Write out the material again word for word, dropping any images it holds.

──────── DATA SHOWN ────────

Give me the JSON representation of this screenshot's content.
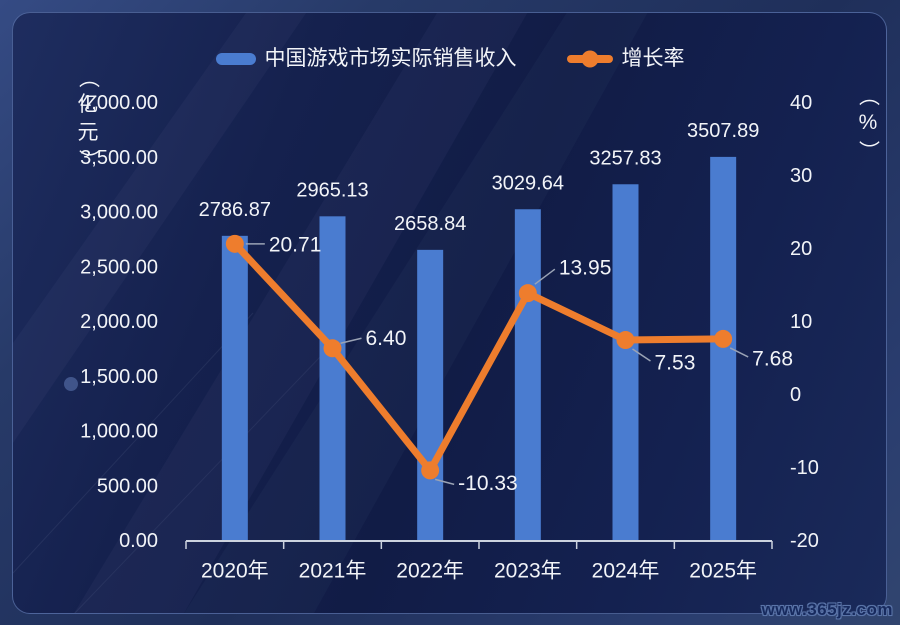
{
  "watermark": "www.365jz.com",
  "colors": {
    "bar": "#4a7cd0",
    "line": "#ee7d2d",
    "text": "#f2f4f8",
    "axis_line": "#ccd3df",
    "leader_line": "#9aa3b5",
    "panel_bg": "#131f4b",
    "outer_bg": "#2a3d6f"
  },
  "chart_data": {
    "type": "bar+line",
    "categories": [
      "2020年",
      "2021年",
      "2022年",
      "2023年",
      "2024年",
      "2025年"
    ],
    "series": [
      {
        "name": "中国游戏市场实际销售收入",
        "type": "bar",
        "yaxis": "left",
        "unit": "亿元",
        "values": [
          2786.87,
          2965.13,
          2658.84,
          3029.64,
          3257.83,
          3507.89
        ]
      },
      {
        "name": "增长率",
        "type": "line",
        "yaxis": "right",
        "unit": "%",
        "values": [
          20.71,
          6.4,
          -10.33,
          13.95,
          7.53,
          7.68
        ]
      }
    ],
    "left_axis": {
      "label": "（亿元）",
      "min": 0,
      "max": 4000,
      "tick_step": 500
    },
    "right_axis": {
      "label": "（%）",
      "min": -20,
      "max": 40,
      "tick_step": 10
    },
    "legend_position": "top",
    "grid": false,
    "data_labels": true
  }
}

────────

▶ WRITTEN ANSWER:
Give me the JSON representation of this screenshot's content.
{
  "watermark": "www.365jz.com",
  "colors": {
    "bar": "#4a7cd0",
    "line": "#ee7d2d",
    "text": "#f2f4f8",
    "axis_line": "#ccd3df",
    "leader_line": "#9aa3b5",
    "panel_bg": "#131f4b",
    "outer_bg": "#2a3d6f"
  },
  "chart_data": {
    "type": "bar+line",
    "categories": [
      "2020年",
      "2021年",
      "2022年",
      "2023年",
      "2024年",
      "2025年"
    ],
    "series": [
      {
        "name": "中国游戏市场实际销售收入",
        "type": "bar",
        "yaxis": "left",
        "unit": "亿元",
        "values": [
          2786.87,
          2965.13,
          2658.84,
          3029.64,
          3257.83,
          3507.89
        ]
      },
      {
        "name": "增长率",
        "type": "line",
        "yaxis": "right",
        "unit": "%",
        "values": [
          20.71,
          6.4,
          -10.33,
          13.95,
          7.53,
          7.68
        ]
      }
    ],
    "left_axis": {
      "label": "（亿元）",
      "min": 0,
      "max": 4000,
      "tick_step": 500
    },
    "right_axis": {
      "label": "（%）",
      "min": -20,
      "max": 40,
      "tick_step": 10
    },
    "legend_position": "top",
    "grid": false,
    "data_labels": true
  }
}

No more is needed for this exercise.